--- Excerpt provided ---
==============================
A November election? Five questions facing Bernard Grech in 2021
Amid persistent rumours of a November election, Bernard Grech knows his future is at stake if he fails to substantially reduce the gap with Labour. With so little time left, how can he pull it around? JAMES DEBONO asks
Judging by the results of the surveys published last week, Labour leader Robert Abela is on track to renew Labour’s mandate for another five years. This may well turn the next election in a boring affair, with the outcome already determined months before the election itself.
What remains unclear is whether Bernard Grech will manage to decrease the gap and by how much. Grech will probably stay on to fight another day if he substantially reduces the gap, but his party will be thrown back into chaos if Labour is confirmed with the same margin again as in 2017.
The MaltaToday survey shows that the gap between the two parties has decreased to 6 points, but the gap between the two leaders is now at 11 points. In short, if all those who trust Abela more than they trust Grech vote Labour, Grech’s nightmare scenario – that of a repeat of 2013 and 2017 – will materialise and he may have no choice but to resign.
Will Grech reduce the gap?
While Grech has successfully completed the first stage of his mission as leader, that of reuniting his party and recovering the support of Delia critics, he still has not made any tangible progress in the essential second stage of closing the gap with inroads among Labour voters from the past two elections, especially among switchers who deserted the PN in 2013.
As things stand, the reduced gap between the parties is not the result of any significant shift to the PN but of the emergence of a category of voters who remain uncommitted about either Abela or Grech.
This suggests that Abela’s road to recovery depends on Grech’s ability in the next months to attract Labour voters who may be dithering but still give Abela the benefit of the doubt. One major question, which cannot be measured by surveys, is how strong the attachment of voters to Abela is. For if the hold is precarious, it may well be the case that a strong campaign by the PN can make a difference.
Choosing the right strategy
This raises one big strategic issue for the PN: in its bid to reduce the gap should the party become more moderate, or more hawkish in its attack on Robert Abela’s rule of law credentials?
In his bid to appeal to M.O.R. Labour voters who still have a favourable impression of Abela, Grech may either become more forceful in exposing Abela as Muscat’s clone, or more “moderate” by recognising some positive changes, while remaining vigilant and expecting more results and investigations.
The other question is how far should the PN go in seeking vindication for its anti-corruption stance in 2017, or whether to recognise that this will be hard act to stage now that Joseph Muscat has resigned. For while the 2017 election was effectively a referendum on Muscat – who was judged on the facts which were available at that time – the next election will be more about whether Robert Abela deserves a mandate of his own, possibly one which would further weaken the hold of his predecessor on the party.
Towards a normal election?
One significant change from 2017 is that while former PN leader Simon Busuttil questioned the legitimacy of his adversary as the country’s PM with little evidence but enough reason, Grech will be facing an interlocutor who was not directly implicated in Panamagate. This lends itself to a more ‘normal’ contest where parties compete on policies and leadership style, with the rule of law issue remaining an important but not exclusive issue.
==============================
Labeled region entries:
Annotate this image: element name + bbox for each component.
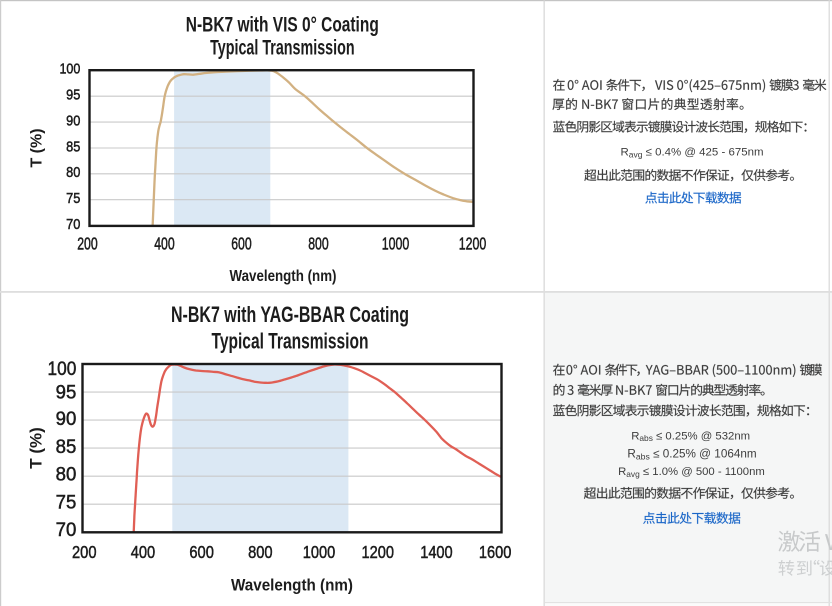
svg-text:800: 800 (248, 542, 273, 562)
svg-text:95: 95 (66, 88, 80, 104)
svg-text:Ravg ≤ 1.0% @ 500 - 1100nm: Ravg ≤ 1.0% @ 500 - 1100nm (618, 466, 765, 479)
svg-text:Wavelength (nm): Wavelength (nm) (230, 268, 337, 285)
svg-text:70: 70 (66, 217, 80, 233)
svg-text:75: 75 (66, 191, 80, 207)
svg-text:1600: 1600 (479, 542, 512, 562)
svg-text:95: 95 (56, 382, 77, 403)
svg-text:1000: 1000 (303, 542, 336, 562)
svg-text:80: 80 (56, 465, 77, 486)
svg-text:T (%): T (%) (27, 427, 46, 469)
svg-text:Typical Transmission: Typical Transmission (212, 329, 369, 354)
svg-text:400: 400 (154, 234, 175, 254)
svg-text:1200: 1200 (362, 542, 395, 562)
svg-text:Rabs ≤ 0.25% @ 532nm: Rabs ≤ 0.25% @ 532nm (631, 430, 750, 443)
svg-text:Ravg ≤ 0.4% @ 425 - 675nm: Ravg ≤ 0.4% @ 425 - 675nm (621, 146, 764, 159)
svg-text:1000: 1000 (382, 234, 410, 254)
svg-text:Wavelength (nm): Wavelength (nm) (231, 576, 353, 595)
svg-text:85: 85 (66, 139, 80, 155)
svg-text:200: 200 (72, 542, 97, 562)
svg-text:N-BK7 with YAG-BBAR Coating: N-BK7 with YAG-BBAR Coating (171, 302, 409, 327)
svg-text:T (%): T (%) (29, 128, 46, 167)
svg-text:1400: 1400 (420, 542, 453, 562)
svg-text:100: 100 (60, 62, 81, 78)
svg-text:90: 90 (66, 114, 80, 130)
svg-text:85: 85 (56, 437, 77, 458)
svg-text:70: 70 (56, 520, 77, 541)
svg-text:80: 80 (66, 165, 80, 181)
svg-text:400: 400 (131, 542, 156, 562)
svg-text:600: 600 (231, 234, 252, 254)
svg-text:Typical Transmission: Typical Transmission (210, 36, 355, 60)
svg-text:200: 200 (77, 234, 98, 254)
svg-text:75: 75 (56, 493, 77, 514)
svg-text:90: 90 (56, 409, 77, 430)
svg-text:N-BK7 with VIS 0° Coating: N-BK7 with VIS 0° Coating (186, 13, 379, 37)
svg-text:800: 800 (308, 234, 329, 254)
svg-text:100: 100 (48, 359, 77, 380)
svg-text:600: 600 (189, 542, 214, 562)
svg-text:Rabs ≤ 0.25% @ 1064nm: Rabs ≤ 0.25% @ 1064nm (627, 447, 756, 461)
svg-text:1200: 1200 (459, 234, 487, 254)
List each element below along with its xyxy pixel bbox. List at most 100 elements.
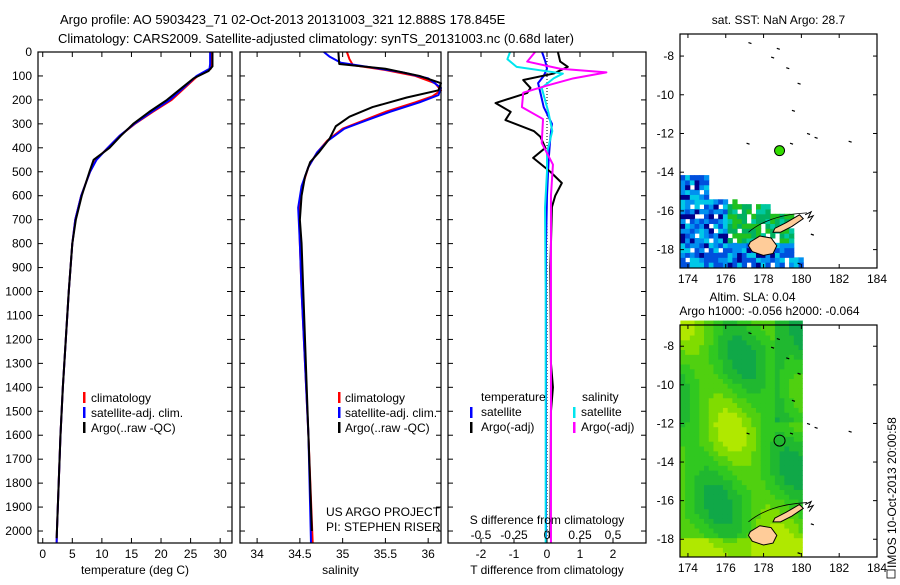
sla-cell	[756, 518, 762, 524]
sla-cell	[727, 513, 733, 519]
sla-cell	[680, 532, 686, 539]
sla-cell	[793, 436, 800, 442]
sla-cell	[680, 450, 686, 457]
sla-cell	[789, 402, 795, 408]
sla-cell	[694, 392, 700, 399]
sla-cell	[756, 552, 762, 558]
sst-cell	[694, 252, 700, 258]
sla-cell	[774, 363, 781, 370]
sla-cell	[793, 450, 800, 457]
y-tick-label: -16	[657, 204, 675, 218]
sla-cell	[685, 421, 691, 428]
sla-cell	[713, 547, 719, 553]
sst-cell	[689, 238, 696, 244]
sla-cell	[685, 330, 691, 336]
sla-cell	[784, 547, 790, 553]
sla-cell	[699, 388, 705, 394]
sla-cell	[704, 407, 710, 413]
x-tick-label: 176	[716, 561, 736, 575]
sla-cell	[680, 407, 686, 413]
sla-cell	[765, 325, 771, 331]
sla-cell	[770, 335, 776, 341]
sla-cell	[713, 470, 719, 476]
sla-cell	[793, 407, 800, 413]
sst-cell	[704, 175, 710, 181]
sla-cell	[779, 532, 785, 539]
sla-cell	[793, 426, 800, 433]
sla-cell	[756, 513, 762, 519]
sla-cell	[727, 417, 733, 423]
sla-cell	[713, 388, 719, 394]
sla-cell	[784, 474, 790, 481]
sla-cell	[784, 368, 790, 375]
sla-cell	[784, 436, 790, 442]
sst-cell	[704, 262, 710, 268]
sla-cell	[727, 402, 733, 408]
sst-cell	[722, 252, 729, 258]
sla-cell	[694, 446, 700, 452]
sla-cell	[784, 359, 790, 365]
sla-cell	[718, 494, 724, 500]
sla-cell	[765, 330, 771, 336]
sla-cell	[751, 503, 757, 510]
sla-cell	[704, 392, 710, 399]
legend-swatch-temp-satellite	[470, 407, 473, 418]
sla-cell	[798, 392, 803, 399]
sla-cell	[689, 407, 696, 413]
sla-cell	[741, 378, 748, 384]
sst-cell	[694, 257, 700, 263]
sst-cell	[789, 233, 795, 239]
sla-cell	[779, 523, 785, 529]
viti-levu-island	[747, 235, 778, 256]
sst-cell	[741, 228, 748, 234]
sst-cell	[694, 179, 700, 186]
sla-cell	[718, 446, 724, 452]
sla-cell	[774, 421, 781, 428]
sla-cell	[689, 508, 696, 515]
sla-cell	[784, 363, 790, 370]
axes-box	[239, 51, 442, 544]
sst-cell	[784, 252, 790, 258]
sla-cell	[737, 470, 743, 476]
sla-cell	[680, 339, 686, 346]
y-tick-label: -12	[657, 416, 675, 430]
sla-cell	[774, 320, 781, 326]
sst-cell	[680, 213, 686, 220]
sla-cell	[713, 330, 719, 336]
sla-cell	[722, 373, 729, 379]
sla-cell	[685, 465, 691, 471]
sst-cell	[704, 233, 710, 239]
sla-cell	[760, 407, 766, 413]
island	[770, 56, 775, 59]
x-tick-label: 35	[336, 547, 350, 561]
sla-cell	[756, 392, 762, 399]
sla-cell	[737, 349, 743, 355]
sst-cell	[746, 223, 752, 229]
sla-cell	[732, 421, 738, 428]
legend-label: Argo(-adj)	[481, 420, 534, 434]
s-axis-label: S difference from climatology	[470, 513, 625, 527]
sst-cell	[756, 262, 762, 268]
sla-cell	[789, 363, 795, 370]
sla-cell	[713, 499, 719, 505]
sla-cell	[751, 359, 757, 365]
sla-cell	[708, 532, 714, 539]
sla-cell	[760, 547, 766, 553]
sst-cell	[784, 213, 790, 220]
sla-cell	[718, 547, 724, 553]
sla-cell	[789, 523, 795, 529]
sst-cell	[741, 238, 748, 244]
sla-cell	[718, 392, 724, 399]
sla-cell	[722, 388, 729, 394]
sla-cell	[718, 349, 724, 355]
sla-cell	[727, 407, 733, 413]
sla-cell	[779, 417, 785, 423]
sst-cell	[699, 262, 705, 268]
sla-cell	[774, 339, 781, 346]
series-line-argo-raw-qc-	[55, 52, 214, 539]
sla-cell	[798, 421, 803, 428]
sst-cell	[774, 257, 781, 263]
lau-islands	[804, 500, 815, 512]
vanua-levu-island	[772, 214, 805, 233]
sla-cell	[756, 446, 762, 452]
==============================
--- Task directions ---
Carry on the article about the questions facing Bernard Grech before a possible November election, starting right after its final paragraph.

--- Result of the task ---
Yet the PN or some elements within it may be tempted to seek a radicalisation of the contest in an attempt to depict Labour as a criminal organisation not worthy of governing the country. The party may well end up presenting a ‘good cop bad cop’ strategy, with Grech retaining an inclusive pitch while unleashing his Rottweilers to tear Abela’s credentials to shreds.
But keeping a balance between two parallel strategies is easier said than done. It will be a hard act to sustain if Abela keeps his distance from Muscat and investigations related to corruption allegations against Keith Schembri and Konrad Mizzi proceed. The problem for Abela in this scenario is that in his bid to mobilise hardcore supporters, he may end up paying homage to his predecessor in a way which alienates middle-of-the-road voters who now have a clearer idea of what was happening under Muscat’s watch then they did in 2017.
Is Malta ripe for change?
The other problem for the PN is that vindication on corruption cases following the arrest of key figures like Keith Schembri and revelations which raised even more questions on Konrad Mizzi’s energy deals, has not translated in any electoral advances for the PN.
One simplistic reading would be that the Maltese actually ‘like’ corruption and vote for the corrupt… but this could actually be more of a case where Maltese voters expect such issues to be resolved by the police and the courts, while choosing parties on the basis of how they govern. This is why the focus of the PN should be on strengthening the institutions to avoid this from happening again.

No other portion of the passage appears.